- **REQUIREMENT**
Read the material below and count the lines holding the string "name". Give that count with nothing added.

- **MATERIALS PROVIDED**
▬▬▬

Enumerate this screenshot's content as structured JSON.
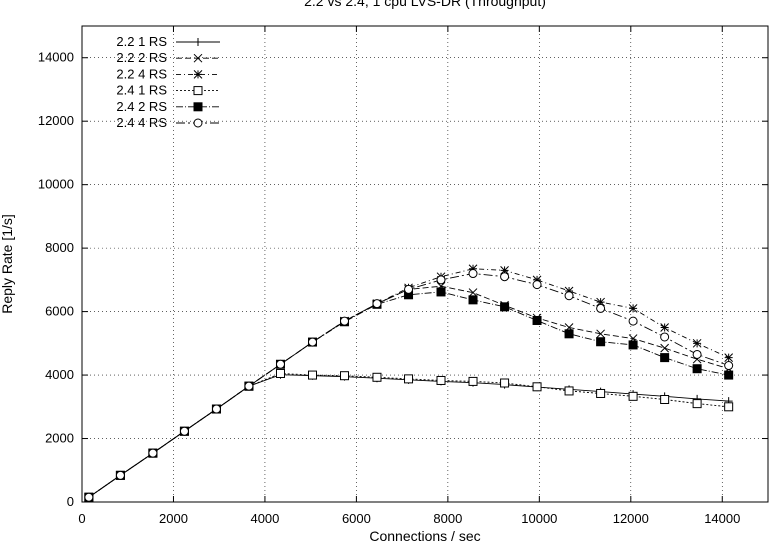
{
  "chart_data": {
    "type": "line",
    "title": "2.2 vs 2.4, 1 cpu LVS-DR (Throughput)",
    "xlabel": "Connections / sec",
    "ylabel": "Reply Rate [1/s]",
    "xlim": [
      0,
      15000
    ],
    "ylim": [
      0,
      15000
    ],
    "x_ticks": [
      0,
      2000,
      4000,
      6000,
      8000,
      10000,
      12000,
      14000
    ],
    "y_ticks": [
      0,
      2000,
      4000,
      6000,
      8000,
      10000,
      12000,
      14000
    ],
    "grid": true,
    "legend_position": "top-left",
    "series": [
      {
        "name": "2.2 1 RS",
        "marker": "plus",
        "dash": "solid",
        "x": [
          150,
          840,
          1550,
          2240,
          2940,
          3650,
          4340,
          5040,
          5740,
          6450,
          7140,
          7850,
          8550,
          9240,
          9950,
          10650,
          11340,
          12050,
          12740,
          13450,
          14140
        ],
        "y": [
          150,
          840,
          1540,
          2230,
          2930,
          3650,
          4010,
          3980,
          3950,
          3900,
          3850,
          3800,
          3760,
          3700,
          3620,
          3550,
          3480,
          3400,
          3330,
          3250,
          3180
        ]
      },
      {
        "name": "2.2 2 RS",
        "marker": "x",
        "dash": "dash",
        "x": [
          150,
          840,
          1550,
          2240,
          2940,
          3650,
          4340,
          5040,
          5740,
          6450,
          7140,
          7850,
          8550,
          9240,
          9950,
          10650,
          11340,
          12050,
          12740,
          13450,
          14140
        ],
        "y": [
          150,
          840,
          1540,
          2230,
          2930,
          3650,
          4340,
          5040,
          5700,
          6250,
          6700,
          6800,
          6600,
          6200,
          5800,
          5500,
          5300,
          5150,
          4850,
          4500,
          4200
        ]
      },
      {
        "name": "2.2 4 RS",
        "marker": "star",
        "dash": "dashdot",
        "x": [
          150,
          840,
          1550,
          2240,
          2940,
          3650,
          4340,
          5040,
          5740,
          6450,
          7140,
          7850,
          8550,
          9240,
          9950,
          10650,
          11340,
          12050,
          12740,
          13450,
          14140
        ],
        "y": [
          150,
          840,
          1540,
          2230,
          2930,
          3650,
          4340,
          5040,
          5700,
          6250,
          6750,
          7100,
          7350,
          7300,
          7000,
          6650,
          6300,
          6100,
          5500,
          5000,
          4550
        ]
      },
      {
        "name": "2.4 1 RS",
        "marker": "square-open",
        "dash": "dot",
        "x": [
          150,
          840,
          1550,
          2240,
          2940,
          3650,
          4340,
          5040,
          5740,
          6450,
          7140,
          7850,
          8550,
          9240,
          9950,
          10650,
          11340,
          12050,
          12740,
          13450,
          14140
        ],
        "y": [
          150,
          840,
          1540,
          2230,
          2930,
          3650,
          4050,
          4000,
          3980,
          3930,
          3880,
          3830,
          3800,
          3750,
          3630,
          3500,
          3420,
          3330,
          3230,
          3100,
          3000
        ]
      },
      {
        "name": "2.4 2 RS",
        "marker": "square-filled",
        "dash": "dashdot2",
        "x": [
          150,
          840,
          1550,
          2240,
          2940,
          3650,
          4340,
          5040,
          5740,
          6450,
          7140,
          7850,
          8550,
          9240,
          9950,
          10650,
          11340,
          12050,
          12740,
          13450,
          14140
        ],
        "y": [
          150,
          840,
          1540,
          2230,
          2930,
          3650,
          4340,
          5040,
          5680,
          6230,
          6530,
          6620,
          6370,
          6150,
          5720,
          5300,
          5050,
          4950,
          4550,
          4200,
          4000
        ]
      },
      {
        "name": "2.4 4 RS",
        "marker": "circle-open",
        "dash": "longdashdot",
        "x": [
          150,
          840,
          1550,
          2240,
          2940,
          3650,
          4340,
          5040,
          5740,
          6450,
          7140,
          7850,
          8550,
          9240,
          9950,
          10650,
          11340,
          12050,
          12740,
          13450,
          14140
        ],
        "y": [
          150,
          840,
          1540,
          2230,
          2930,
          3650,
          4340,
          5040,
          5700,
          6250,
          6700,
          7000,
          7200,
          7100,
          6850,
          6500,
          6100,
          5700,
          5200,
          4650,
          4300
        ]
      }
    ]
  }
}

▬▬▬

- **ANSWER FOR THIS EXERCISE**
6